#### Exercise data:
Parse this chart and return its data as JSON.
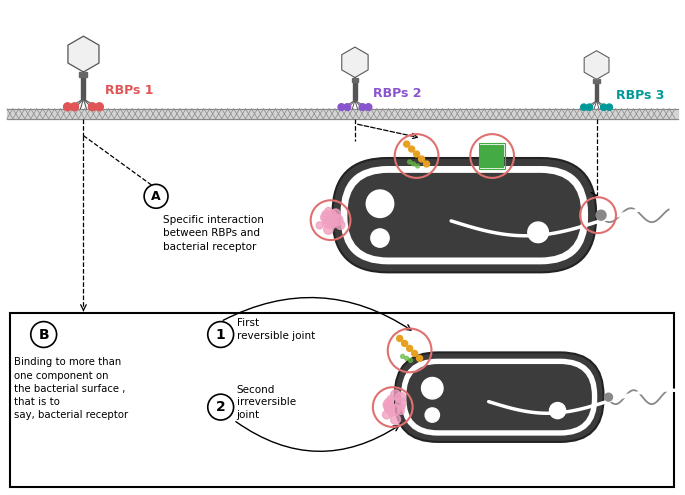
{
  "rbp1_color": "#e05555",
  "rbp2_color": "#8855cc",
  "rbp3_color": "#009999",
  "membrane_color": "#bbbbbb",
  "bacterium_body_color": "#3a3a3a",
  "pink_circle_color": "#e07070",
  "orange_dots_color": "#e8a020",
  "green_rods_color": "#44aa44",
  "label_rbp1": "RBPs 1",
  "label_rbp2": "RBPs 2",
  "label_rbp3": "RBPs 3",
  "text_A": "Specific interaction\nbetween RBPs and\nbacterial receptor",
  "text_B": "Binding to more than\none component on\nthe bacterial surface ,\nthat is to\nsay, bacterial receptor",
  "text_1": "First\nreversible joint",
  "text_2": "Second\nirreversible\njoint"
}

#### What needs to be done:
Only the lines with the string "RBPs" are wanted; pick them out of the records above and copy them.

#### Output:
  "label_rbp1": "RBPs 1",
  "label_rbp2": "RBPs 2",
  "label_rbp3": "RBPs 3",
  "text_A": "Specific interaction\nbetween RBPs and\nbacterial receptor",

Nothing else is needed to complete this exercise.